The request: From the listing below, copy every line with the word "Mean".

Records shown:
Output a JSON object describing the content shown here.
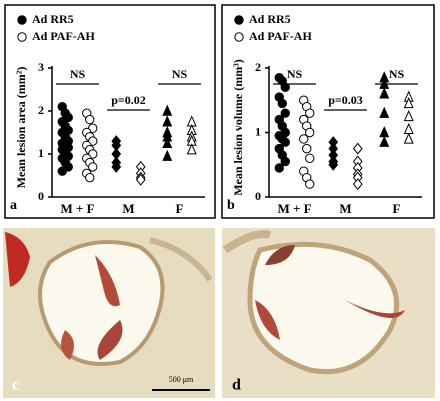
{
  "chart_data": [
    {
      "type": "scatter",
      "panel_label": "a",
      "y_label": "Mean lesion area (mm²)",
      "categories": [
        "M + F",
        "M",
        "F"
      ],
      "markers": [
        "circle",
        "diamond",
        "triangle"
      ],
      "ylim": [
        0,
        3
      ],
      "yticks": [
        0,
        1,
        2,
        3
      ],
      "series": [
        {
          "name": "Ad RR5",
          "color": "#000000",
          "filled": true,
          "values": [
            [
              2.1,
              1.95,
              1.85,
              1.75,
              1.65,
              1.55,
              1.5,
              1.4,
              1.3,
              1.25,
              1.2,
              1.15,
              1.1,
              1.0,
              0.95,
              0.9,
              0.8,
              0.7,
              0.6
            ],
            [
              1.3,
              1.2,
              1.0,
              0.8,
              0.7
            ],
            [
              2.0,
              1.75,
              1.5,
              1.4,
              1.25,
              0.95
            ]
          ]
        },
        {
          "name": "Ad PAF-AH",
          "color": "#000000",
          "filled": false,
          "values": [
            [
              1.95,
              1.8,
              1.6,
              1.5,
              1.4,
              1.3,
              1.2,
              1.1,
              1.0,
              0.9,
              0.8,
              0.7,
              0.55,
              0.45
            ],
            [
              0.7,
              0.55,
              0.45,
              0.4
            ],
            [
              1.75,
              1.55,
              1.4,
              1.3,
              1.1
            ]
          ]
        }
      ],
      "annotations": [
        "NS",
        "p=0.02",
        "NS"
      ]
    },
    {
      "type": "scatter",
      "panel_label": "b",
      "y_label": "Mean lesion volume (mm³)",
      "categories": [
        "M + F",
        "M",
        "F"
      ],
      "markers": [
        "circle",
        "diamond",
        "triangle"
      ],
      "ylim": [
        0,
        2
      ],
      "yticks": [
        0,
        1,
        2
      ],
      "series": [
        {
          "name": "Ad RR5",
          "color": "#000000",
          "filled": true,
          "values": [
            [
              1.85,
              1.8,
              1.7,
              1.55,
              1.45,
              1.3,
              1.2,
              1.1,
              1.0,
              0.95,
              0.9,
              0.85,
              0.75,
              0.65,
              0.55,
              0.45
            ],
            [
              0.85,
              0.75,
              0.65,
              0.55,
              0.5
            ],
            [
              1.85,
              1.75,
              1.6,
              1.3,
              1.0,
              0.85
            ]
          ]
        },
        {
          "name": "Ad PAF-AH",
          "color": "#000000",
          "filled": false,
          "values": [
            [
              1.5,
              1.4,
              1.3,
              1.2,
              1.1,
              1.0,
              0.9,
              0.75,
              0.6,
              0.4,
              0.3,
              0.2
            ],
            [
              0.75,
              0.55,
              0.45,
              0.35,
              0.3,
              0.2
            ],
            [
              1.55,
              1.45,
              1.25,
              1.05,
              0.9
            ]
          ]
        }
      ],
      "annotations": [
        "NS",
        "p=0.03",
        "NS"
      ]
    }
  ],
  "micrographs": [
    {
      "panel_label": "c",
      "scale_bar": "500 μm"
    },
    {
      "panel_label": "d"
    }
  ]
}
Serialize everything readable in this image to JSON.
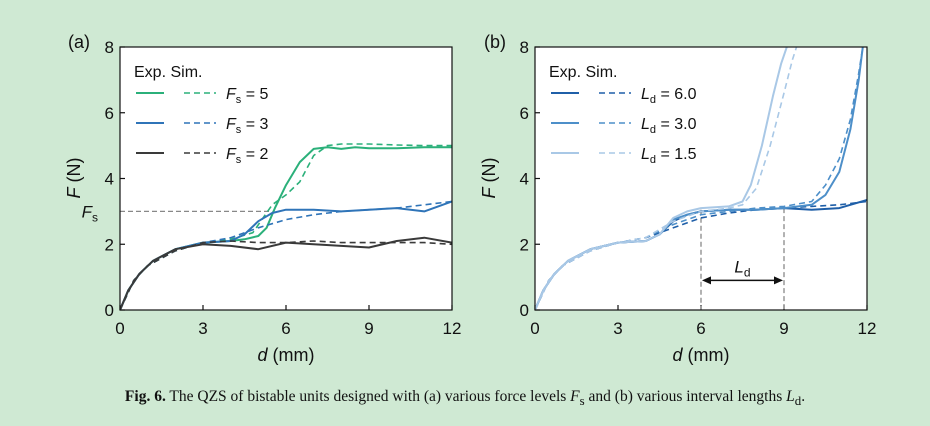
{
  "chart_data": [
    {
      "panel": "(a)",
      "type": "line",
      "xlabel_var": "d",
      "xlabel_unit": " (mm)",
      "ylabel_var": "F",
      "ylabel_unit": " (N)",
      "xlim": [
        0,
        12
      ],
      "ylim": [
        0,
        8
      ],
      "xticks": [
        0,
        3,
        6,
        9,
        12
      ],
      "yticks": [
        0,
        2,
        4,
        6,
        8
      ],
      "legend_header": "Exp. Sim.",
      "legend_placement": "top-left",
      "annotation": {
        "text": "F",
        "sub": "s",
        "value": 3
      },
      "series": [
        {
          "name": "Fs = 5",
          "var": "F",
          "sub": "s",
          "rest": " = 5",
          "color": "#2bb07a",
          "exp": [
            [
              0,
              0
            ],
            [
              0.3,
              0.6
            ],
            [
              0.7,
              1.1
            ],
            [
              1.2,
              1.5
            ],
            [
              2,
              1.85
            ],
            [
              3,
              2.05
            ],
            [
              4,
              2.1
            ],
            [
              4.5,
              2.15
            ],
            [
              5,
              2.25
            ],
            [
              5.3,
              2.5
            ],
            [
              5.6,
              3.1
            ],
            [
              6,
              3.8
            ],
            [
              6.5,
              4.5
            ],
            [
              7,
              4.9
            ],
            [
              7.5,
              4.95
            ],
            [
              8,
              4.9
            ],
            [
              8.5,
              4.95
            ],
            [
              9,
              4.92
            ],
            [
              10,
              4.92
            ],
            [
              11,
              4.95
            ],
            [
              12,
              4.95
            ]
          ],
          "sim": [
            [
              0,
              0
            ],
            [
              0.5,
              0.9
            ],
            [
              1,
              1.35
            ],
            [
              2,
              1.8
            ],
            [
              3,
              2.05
            ],
            [
              4,
              2.15
            ],
            [
              4.8,
              2.35
            ],
            [
              5.5,
              3.2
            ],
            [
              6,
              3.5
            ],
            [
              6.5,
              3.9
            ],
            [
              7,
              4.7
            ],
            [
              7.5,
              5.0
            ],
            [
              8,
              5.05
            ],
            [
              9,
              5.05
            ],
            [
              10,
              5.02
            ],
            [
              11,
              5.0
            ],
            [
              12,
              5.0
            ]
          ]
        },
        {
          "name": "Fs = 3",
          "var": "F",
          "sub": "s",
          "rest": " = 3",
          "color": "#2f74b8",
          "exp": [
            [
              0,
              0
            ],
            [
              0.3,
              0.6
            ],
            [
              0.7,
              1.1
            ],
            [
              1.2,
              1.5
            ],
            [
              2,
              1.85
            ],
            [
              3,
              2.05
            ],
            [
              4,
              2.1
            ],
            [
              4.5,
              2.3
            ],
            [
              5,
              2.7
            ],
            [
              5.5,
              2.95
            ],
            [
              6,
              3.05
            ],
            [
              7,
              3.05
            ],
            [
              8,
              3.0
            ],
            [
              9,
              3.05
            ],
            [
              10,
              3.1
            ],
            [
              11,
              3.0
            ],
            [
              12,
              3.3
            ]
          ],
          "sim": [
            [
              0,
              0
            ],
            [
              0.5,
              0.9
            ],
            [
              1,
              1.35
            ],
            [
              2,
              1.8
            ],
            [
              3,
              2.05
            ],
            [
              4,
              2.2
            ],
            [
              5,
              2.5
            ],
            [
              6,
              2.75
            ],
            [
              7,
              2.9
            ],
            [
              8,
              3.0
            ],
            [
              9,
              3.05
            ],
            [
              10,
              3.1
            ],
            [
              11,
              3.2
            ],
            [
              12,
              3.3
            ]
          ]
        },
        {
          "name": "Fs = 2",
          "var": "F",
          "sub": "s",
          "rest": " = 2",
          "color": "#3a3a3a",
          "exp": [
            [
              0,
              0
            ],
            [
              0.3,
              0.6
            ],
            [
              0.7,
              1.1
            ],
            [
              1.2,
              1.5
            ],
            [
              2,
              1.85
            ],
            [
              3,
              2.0
            ],
            [
              4,
              1.95
            ],
            [
              5,
              1.85
            ],
            [
              6,
              2.05
            ],
            [
              7,
              2.0
            ],
            [
              8,
              1.95
            ],
            [
              9,
              1.9
            ],
            [
              10,
              2.1
            ],
            [
              11,
              2.2
            ],
            [
              12,
              2.05
            ]
          ],
          "sim": [
            [
              0,
              0
            ],
            [
              0.5,
              0.9
            ],
            [
              1,
              1.35
            ],
            [
              2,
              1.8
            ],
            [
              3,
              2.05
            ],
            [
              4,
              2.1
            ],
            [
              5,
              2.05
            ],
            [
              6,
              2.05
            ],
            [
              7,
              2.1
            ],
            [
              8,
              2.05
            ],
            [
              9,
              2.05
            ],
            [
              10,
              2.05
            ],
            [
              11,
              2.05
            ],
            [
              12,
              2.0
            ]
          ]
        }
      ]
    },
    {
      "panel": "(b)",
      "type": "line",
      "xlabel_var": "d",
      "xlabel_unit": " (mm)",
      "ylabel_var": "F",
      "ylabel_unit": " (N)",
      "xlim": [
        0,
        12
      ],
      "ylim": [
        0,
        8
      ],
      "xticks": [
        0,
        3,
        6,
        9,
        12
      ],
      "yticks": [
        0,
        2,
        4,
        6,
        8
      ],
      "legend_header": "Exp. Sim.",
      "legend_placement": "top-left",
      "annotation": {
        "text": "L",
        "sub": "d",
        "x_start": 6,
        "x_end": 9
      },
      "series": [
        {
          "name": "Ld = 6.0",
          "var": "L",
          "sub": "d",
          "rest": " = 6.0",
          "color": "#1f5fa8",
          "exp": [
            [
              0,
              0
            ],
            [
              0.3,
              0.6
            ],
            [
              0.7,
              1.1
            ],
            [
              1.2,
              1.5
            ],
            [
              2,
              1.85
            ],
            [
              3,
              2.05
            ],
            [
              4,
              2.1
            ],
            [
              4.5,
              2.3
            ],
            [
              5,
              2.7
            ],
            [
              5.5,
              2.9
            ],
            [
              6,
              3.0
            ],
            [
              7,
              3.05
            ],
            [
              8,
              3.05
            ],
            [
              9,
              3.1
            ],
            [
              10,
              3.05
            ],
            [
              11,
              3.1
            ],
            [
              12,
              3.35
            ]
          ],
          "sim": [
            [
              0,
              0
            ],
            [
              0.5,
              0.9
            ],
            [
              1,
              1.35
            ],
            [
              2,
              1.8
            ],
            [
              3,
              2.05
            ],
            [
              4,
              2.2
            ],
            [
              5,
              2.5
            ],
            [
              6,
              2.8
            ],
            [
              7,
              2.95
            ],
            [
              8,
              3.05
            ],
            [
              9,
              3.1
            ],
            [
              10,
              3.15
            ],
            [
              11,
              3.2
            ],
            [
              12,
              3.3
            ]
          ]
        },
        {
          "name": "Ld = 3.0",
          "var": "L",
          "sub": "d",
          "rest": " = 3.0",
          "color": "#4d8fc9",
          "exp": [
            [
              0,
              0
            ],
            [
              0.3,
              0.6
            ],
            [
              0.7,
              1.1
            ],
            [
              1.2,
              1.5
            ],
            [
              2,
              1.85
            ],
            [
              3,
              2.05
            ],
            [
              4,
              2.1
            ],
            [
              4.5,
              2.3
            ],
            [
              5,
              2.75
            ],
            [
              5.5,
              2.9
            ],
            [
              6,
              3.0
            ],
            [
              7,
              3.05
            ],
            [
              8,
              3.05
            ],
            [
              9,
              3.1
            ],
            [
              10,
              3.2
            ],
            [
              10.5,
              3.5
            ],
            [
              11,
              4.2
            ],
            [
              11.4,
              5.5
            ],
            [
              11.7,
              7.0
            ],
            [
              11.85,
              8.0
            ]
          ],
          "sim": [
            [
              0,
              0
            ],
            [
              0.5,
              0.9
            ],
            [
              1,
              1.35
            ],
            [
              2,
              1.8
            ],
            [
              3,
              2.05
            ],
            [
              4,
              2.2
            ],
            [
              5,
              2.6
            ],
            [
              6,
              2.9
            ],
            [
              7,
              3.0
            ],
            [
              8,
              3.1
            ],
            [
              9,
              3.15
            ],
            [
              10,
              3.3
            ],
            [
              10.5,
              3.8
            ],
            [
              11,
              4.6
            ],
            [
              11.4,
              5.8
            ],
            [
              11.7,
              7.2
            ],
            [
              11.85,
              8.0
            ]
          ]
        },
        {
          "name": "Ld = 1.5",
          "var": "L",
          "sub": "d",
          "rest": " = 1.5",
          "color": "#a9c8e6",
          "exp": [
            [
              0,
              0
            ],
            [
              0.3,
              0.6
            ],
            [
              0.7,
              1.1
            ],
            [
              1.2,
              1.5
            ],
            [
              2,
              1.85
            ],
            [
              3,
              2.05
            ],
            [
              4,
              2.1
            ],
            [
              4.5,
              2.3
            ],
            [
              5,
              2.8
            ],
            [
              5.5,
              3.0
            ],
            [
              6,
              3.1
            ],
            [
              7,
              3.15
            ],
            [
              7.5,
              3.3
            ],
            [
              7.8,
              3.8
            ],
            [
              8.2,
              5.0
            ],
            [
              8.6,
              6.5
            ],
            [
              8.9,
              7.5
            ],
            [
              9.1,
              8.0
            ]
          ],
          "sim": [
            [
              0,
              0
            ],
            [
              0.5,
              0.9
            ],
            [
              1,
              1.35
            ],
            [
              2,
              1.8
            ],
            [
              3,
              2.05
            ],
            [
              4,
              2.2
            ],
            [
              5,
              2.7
            ],
            [
              6,
              3.0
            ],
            [
              7,
              3.1
            ],
            [
              7.5,
              3.2
            ],
            [
              8,
              3.7
            ],
            [
              8.5,
              5.0
            ],
            [
              9,
              6.6
            ],
            [
              9.3,
              7.6
            ],
            [
              9.45,
              8.0
            ]
          ]
        }
      ]
    }
  ],
  "caption": {
    "fig": "Fig. 6.",
    "part1": " The QZS of bistable units designed with (a) various force levels ",
    "var1": "F",
    "sub1": "s",
    "part2": " and (b) various interval lengths ",
    "var2": "L",
    "sub2": "d",
    "part3": "."
  }
}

Result of the exercise:
      "y_label": "Mean lesion area (mm²)",
      "y_label": "Mean lesion volume (mm³)",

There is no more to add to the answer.